For eight months, I've been ripping around this country -- from Cape Cod to California, Montana to Texas, Florida to New York. I was on the film festival circuit. There was top-tier Sundance, quickly rising Big Sky, struggling Full Frame, biggie Tribeca, small town True/False, little -- so little I forgot its name -- laid back Woods Hole. All of the nearly twenty festivals had a commonality. The founders and management, the audiences and filmmakers, were nearly all of one race. They were Caucasians. Except, that is, Atlantic City which was a true mix of races.
Last week, however, I attended the Urbanworld Film Festival. It was predominately African-American, there were some Latinos and Middle-Easterners, only a few Whites. This was a fest mostly for and by African-Americans. And it was different. Well, the festival wasn't really different, but the films were.
For racial and ethnic minorities to maintain vibrant communities, they must have strong films that tell their stories. Film is the medium that most distinguishes and binds communities, that define their issues and concerns, which have a huge impact on a group's identity. Without their own films, minorities melt into the majority, and barely leave a trace of their once dynamic past.
At the Urbanworld Film Festival, with venues in AMC Lowes Theaters in Manhattan, opening night I saw Night Catches Us, an engaging narrative about two former Black Panthers who reconnect and attempt to move their lives forward. Then Mooz Lum, an emotional and insightful film about a young man caught between his strict Muslim upbringing and the new opportunities and temptations in his new college environment. The Lottery came next, about charter schools in Harlem, which was both heart wrenching and infuriating, sometimes at the same time. Next was Call Back on ageism, an intensely focused narrative about a woman turning 40 years old and triumphing as an actor -- well, I think she triumphed. Finally, on the final night, I saw Streetball, set in South Africa and about a soccer team of homeless men.

___

• DIRECTIONS FOR THIS TASK: Extract the portion of the film festival essay beginning at "Last week, however, I" up to and including "the films were.", reproducing it word for word.

• RECORDED DATA:
___

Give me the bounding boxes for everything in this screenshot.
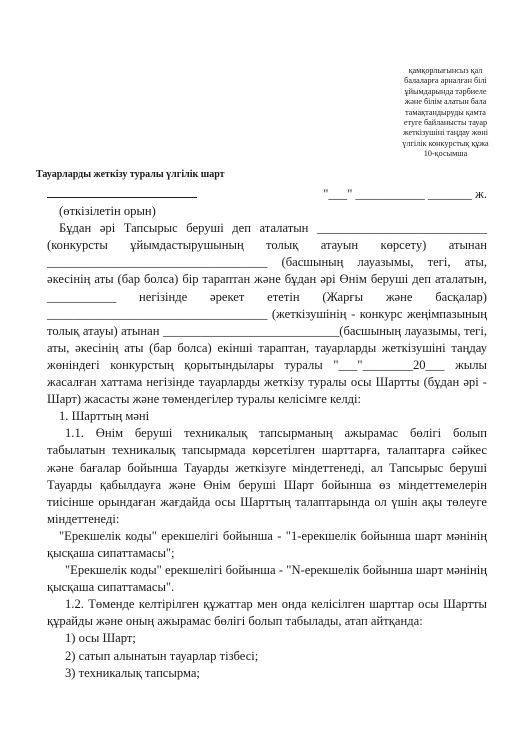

___

• EXERCISE OUTPUT:
Last week, however, I attended the Urbanworld Film Festival. It was predominately African-American, there were some Latinos and Middle-Easterners, only a few Whites. This was a fest mostly for and by African-Americans. And it was different. Well, the festival wasn't really different, but the films were.